** WRITTEN PROBLEM **
Using the material that follows, identify and copy each line with the string "marketing".

::: INPUT ROWS

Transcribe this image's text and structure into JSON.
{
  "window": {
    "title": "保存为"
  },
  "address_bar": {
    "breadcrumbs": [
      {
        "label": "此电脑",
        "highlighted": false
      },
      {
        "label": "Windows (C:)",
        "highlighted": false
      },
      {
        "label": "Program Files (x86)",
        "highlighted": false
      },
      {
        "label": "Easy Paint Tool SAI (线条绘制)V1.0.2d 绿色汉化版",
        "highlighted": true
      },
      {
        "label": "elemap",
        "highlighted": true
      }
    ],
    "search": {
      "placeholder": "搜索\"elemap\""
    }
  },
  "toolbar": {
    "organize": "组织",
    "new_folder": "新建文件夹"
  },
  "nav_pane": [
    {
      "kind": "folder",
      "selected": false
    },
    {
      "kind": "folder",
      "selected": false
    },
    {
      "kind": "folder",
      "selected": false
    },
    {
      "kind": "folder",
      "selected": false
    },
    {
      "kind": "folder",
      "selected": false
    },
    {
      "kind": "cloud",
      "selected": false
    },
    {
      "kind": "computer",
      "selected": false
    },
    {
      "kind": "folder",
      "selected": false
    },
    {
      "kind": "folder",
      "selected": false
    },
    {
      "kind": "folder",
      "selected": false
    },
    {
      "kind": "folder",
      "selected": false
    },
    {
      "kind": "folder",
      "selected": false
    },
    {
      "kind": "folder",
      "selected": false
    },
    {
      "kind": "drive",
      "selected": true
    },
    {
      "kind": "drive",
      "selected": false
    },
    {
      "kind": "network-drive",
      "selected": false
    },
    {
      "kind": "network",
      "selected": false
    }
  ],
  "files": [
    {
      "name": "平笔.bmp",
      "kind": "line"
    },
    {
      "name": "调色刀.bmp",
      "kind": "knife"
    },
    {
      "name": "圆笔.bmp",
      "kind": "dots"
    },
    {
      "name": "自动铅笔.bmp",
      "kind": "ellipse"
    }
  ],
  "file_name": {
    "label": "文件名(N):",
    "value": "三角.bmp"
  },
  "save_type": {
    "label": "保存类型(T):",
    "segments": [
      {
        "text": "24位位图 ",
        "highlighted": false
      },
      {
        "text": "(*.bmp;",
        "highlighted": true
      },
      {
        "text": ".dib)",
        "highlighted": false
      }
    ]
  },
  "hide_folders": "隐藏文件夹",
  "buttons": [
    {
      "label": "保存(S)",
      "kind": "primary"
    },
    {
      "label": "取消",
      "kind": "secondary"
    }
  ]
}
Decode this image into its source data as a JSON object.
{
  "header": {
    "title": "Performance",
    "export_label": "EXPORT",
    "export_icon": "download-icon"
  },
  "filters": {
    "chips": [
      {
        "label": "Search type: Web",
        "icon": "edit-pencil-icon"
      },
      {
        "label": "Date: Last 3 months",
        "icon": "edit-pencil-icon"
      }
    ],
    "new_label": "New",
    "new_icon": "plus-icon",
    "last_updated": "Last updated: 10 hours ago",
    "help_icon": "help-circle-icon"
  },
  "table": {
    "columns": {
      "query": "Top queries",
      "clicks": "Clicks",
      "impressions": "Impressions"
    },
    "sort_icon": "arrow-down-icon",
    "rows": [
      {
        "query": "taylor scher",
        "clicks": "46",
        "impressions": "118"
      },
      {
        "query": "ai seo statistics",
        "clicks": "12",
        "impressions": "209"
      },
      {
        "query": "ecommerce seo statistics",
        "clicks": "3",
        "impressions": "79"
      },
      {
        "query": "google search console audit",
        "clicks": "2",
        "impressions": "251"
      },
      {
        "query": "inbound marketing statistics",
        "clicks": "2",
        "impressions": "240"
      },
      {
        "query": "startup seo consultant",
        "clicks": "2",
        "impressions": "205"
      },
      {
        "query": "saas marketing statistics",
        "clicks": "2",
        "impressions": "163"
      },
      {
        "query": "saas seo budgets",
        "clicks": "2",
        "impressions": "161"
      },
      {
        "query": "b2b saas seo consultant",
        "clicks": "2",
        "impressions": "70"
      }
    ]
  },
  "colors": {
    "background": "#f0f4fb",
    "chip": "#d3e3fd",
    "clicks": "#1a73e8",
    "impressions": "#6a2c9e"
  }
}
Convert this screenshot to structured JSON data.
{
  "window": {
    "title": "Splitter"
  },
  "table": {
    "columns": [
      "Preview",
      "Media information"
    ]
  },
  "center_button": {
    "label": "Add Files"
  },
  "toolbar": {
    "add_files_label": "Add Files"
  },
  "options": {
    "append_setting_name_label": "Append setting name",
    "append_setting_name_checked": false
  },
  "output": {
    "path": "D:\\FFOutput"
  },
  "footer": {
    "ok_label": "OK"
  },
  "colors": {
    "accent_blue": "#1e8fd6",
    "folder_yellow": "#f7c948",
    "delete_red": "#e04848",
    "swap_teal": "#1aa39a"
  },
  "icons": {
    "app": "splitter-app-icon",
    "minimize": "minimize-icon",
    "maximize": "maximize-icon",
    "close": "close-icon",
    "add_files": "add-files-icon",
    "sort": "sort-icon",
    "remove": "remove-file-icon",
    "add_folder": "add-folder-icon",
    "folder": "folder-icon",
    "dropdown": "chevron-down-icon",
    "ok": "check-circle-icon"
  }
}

::::::

** RESULT OF THE TASK **
        "query": "inbound marketing statistics",
        "query": "saas marketing statistics",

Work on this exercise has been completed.